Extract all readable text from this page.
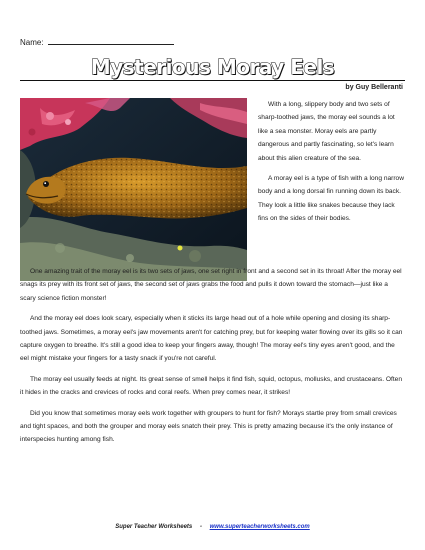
Name:
Mysterious Moray Eels
by Guy Belleranti

With a long, slippery body and two sets of sharp-toothed jaws, the moray eel sounds a lot like a sea monster. Moray eels are partly dangerous and partly fascinating, so let's learn about this alien creature of the sea.

A moray eel is a type of fish with a long narrow body and a long dorsal fin running down its back. They look a little like snakes because they lack fins on the sides of their bodies.

One amazing trait of the moray eel is its two sets of jaws, one set right in front and a second set in its throat! After the moray eel snags its prey with its front set of jaws, the second set of jaws grabs the food and pulls it down toward the stomach—just like a scary science fiction monster!

And the moray eel does look scary, especially when it sticks its large head out of a hole while opening and closing its sharp-toothed jaws. Sometimes, a moray eel's jaw movements aren't for catching prey, but for keeping water flowing over its gills so it can capture oxygen to breathe. It's still a good idea to keep your fingers away, though! The moray eel's tiny eyes aren't good, and the eel might mistake your fingers for a tasty snack if you're not careful.

The moray eel usually feeds at night. Its great sense of smell helps it find fish, squid, octopus, mollusks, and crustaceans. Often it hides in the cracks and crevices of rocks and coral reefs. When prey comes near, it strikes!

Did you know that sometimes moray eels work together with groupers to hunt for fish? Morays startle prey from small crevices and tight spaces, and both the grouper and moray eels snatch their prey. This is pretty amazing because it's the only instance of interspecies hunting among fish.

Super Teacher Worksheets - www.superteacherworksheets.com
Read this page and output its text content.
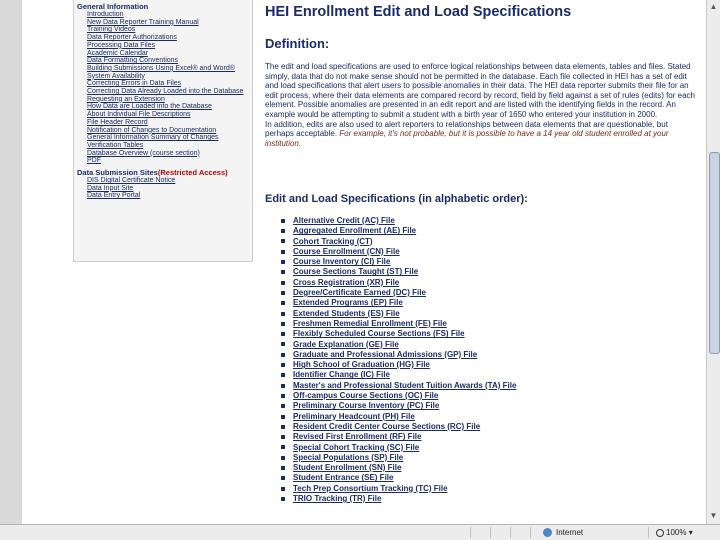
General Information
Introduction
New Data Reporter Training Manual
Training Videos
Data Reporter Authorizations
Processing Data Files
Academic Calendar
Data Formatting Conventions
Building Submissions Using Excel® and Word®
System Availability
Correcting Errors in Data Files
Correcting Data Already Loaded into the Database
Requesting an Extension
How Data are Loaded into the Database
About Individual File Descriptions
File Header Record
Notification of Changes to Documentation
General Information Summary of Changes
Verification Tables
Database Overview (course section)
PDF
Data Submission Sites(Restricted Access)
DIS Digital Certificate Notice
Data Input Site
Data Entry Portal
HEI Enrollment Edit and Load Specifications
Definition:
The edit and load specifications are used to enforce logical relationships between data elements, tables and files. Stated simply, data that do not make sense should not be permitted in the database. Each file collected in HEI has a set of edit and load specifications that alert users to possible anomalies in their data. The HEI data reporter submits their file for an edit process, where their data elements are compared record by record, field by field against a set of rules (edits) for each element. Possible anomalies are presented in an edit report and are listed with the identifying fields in the record. An example would be attempting to submit a student with a birth year of 1650 who entered your institution in 2000.
In addition, edits are also used to alert reporters to relationships between data elements that are questionable, but perhaps acceptable. For example, it's not probable, but it is possible to have a 14 year old student enrolled at your institution.
Edit and Load Specifications (in alphabetic order):
Alternative Credit (AC) File
Aggregated Enrollment (AE) File
Cohort Tracking (CT)
Course Enrollment (CN) File
Course Inventory (CI) File
Course Sections Taught (ST) File
Cross Registration (XR) File
Degree/Certificate Earned (DC) File
Extended Programs (EP) File
Extended Students (ES) File
Freshmen Remedial Enrollment (FE) File
Flexibly Scheduled Course Sections (FS) File
Grade Explanation (GE) File
Graduate and Professional Admissions (GP) File
High School of Graduation (HG) File
Identifier Change (IC) File
Master's and Professional Student Tuition Awards (TA) File
Off-campus Course Sections (OC) File
Preliminary Course Inventory (PC) File
Preliminary Headcount (PH) File
Resident Credit Center Course Sections (RC) File
Revised First Enrollment (RF) File
Special Cohort Tracking (SC) File
Special Populations (SP) File
Student Enrollment (SN) File
Student Entrance (SE) File
Tech Prep Consortium Tracking (TC) File
TRIO Tracking (TR) File
▲
▼
Internet	100% ▾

### [YOUR GOAL]
Repeat verbatim all the material, but not the pictures.

### [FINAL RESULT]
Extract all readable text from this page.
Name:
Mysterious Moray Eels
by Guy Belleranti

With a long, slippery body and two sets of sharp-toothed jaws, the moray eel sounds a lot like a sea monster. Moray eels are partly dangerous and partly fascinating, so let's learn about this alien creature of the sea.

A moray eel is a type of fish with a long narrow body and a long dorsal fin running down its back. They look a little like snakes because they lack fins on the sides of their bodies.

One amazing trait of the moray eel is its two sets of jaws, one set right in front and a second set in its throat! After the moray eel snags its prey with its front set of jaws, the second set of jaws grabs the food and pulls it down toward the stomach—just like a scary science fiction monster!

And the moray eel does look scary, especially when it sticks its large head out of a hole while opening and closing its sharp-toothed jaws. Sometimes, a moray eel's jaw movements aren't for catching prey, but for keeping water flowing over its gills so it can capture oxygen to breathe. It's still a good idea to keep your fingers away, though! The moray eel's tiny eyes aren't good, and the eel might mistake your fingers for a tasty snack if you're not careful.

The moray eel usually feeds at night. Its great sense of smell helps it find fish, squid, octopus, mollusks, and crustaceans. Often it hides in the cracks and crevices of rocks and coral reefs. When prey comes near, it strikes!

Did you know that sometimes moray eels work together with groupers to hunt for fish? Morays startle prey from small crevices and tight spaces, and both the grouper and moray eels snatch their prey. This is pretty amazing because it's the only instance of interspecies hunting among fish.

Super Teacher Worksheets - www.superteacherworksheets.com
Read this page and output its text content.
General Information
Introduction
New Data Reporter Training Manual
Training Videos
Data Reporter Authorizations
Processing Data Files
Academic Calendar
Data Formatting Conventions
Building Submissions Using Excel® and Word®
System Availability
Correcting Errors in Data Files
Correcting Data Already Loaded into the Database
Requesting an Extension
How Data are Loaded into the Database
About Individual File Descriptions
File Header Record
Notification of Changes to Documentation
General Information Summary of Changes
Verification Tables
Database Overview (course section)
PDF
Data Submission Sites(Restricted Access)
DIS Digital Certificate Notice
Data Input Site
Data Entry Portal
HEI Enrollment Edit and Load Specifications
Definition:
The edit and load specifications are used to enforce logical relationships between data elements, tables and files. Stated simply, data that do not make sense should not be permitted in the database. Each file collected in HEI has a set of edit and load specifications that alert users to possible anomalies in their data. The HEI data reporter submits their file for an edit process, where their data elements are compared record by record, field by field against a set of rules (edits) for each element. Possible anomalies are presented in an edit report and are listed with the identifying fields in the record. An example would be attempting to submit a student with a birth year of 1650 who entered your institution in 2000.
In addition, edits are also used to alert reporters to relationships between data elements that are questionable, but perhaps acceptable. For example, it's not probable, but it is possible to have a 14 year old student enrolled at your institution.
Edit and Load Specifications (in alphabetic order):
Alternative Credit (AC) File
Aggregated Enrollment (AE) File
Cohort Tracking (CT)
Course Enrollment (CN) File
Course Inventory (CI) File
Course Sections Taught (ST) File
Cross Registration (XR) File
Degree/Certificate Earned (DC) File
Extended Programs (EP) File
Extended Students (ES) File
Freshmen Remedial Enrollment (FE) File
Flexibly Scheduled Course Sections (FS) File
Grade Explanation (GE) File
Graduate and Professional Admissions (GP) File
High School of Graduation (HG) File
Identifier Change (IC) File
Master's and Professional Student Tuition Awards (TA) File
Off-campus Course Sections (OC) File
Preliminary Course Inventory (PC) File
Preliminary Headcount (PH) File
Resident Credit Center Course Sections (RC) File
Revised First Enrollment (RF) File
Special Cohort Tracking (SC) File
Special Populations (SP) File
Student Enrollment (SN) File
Student Entrance (SE) File
Tech Prep Consortium Tracking (TC) File
TRIO Tracking (TR) File
▲
▼
Internet	100% ▾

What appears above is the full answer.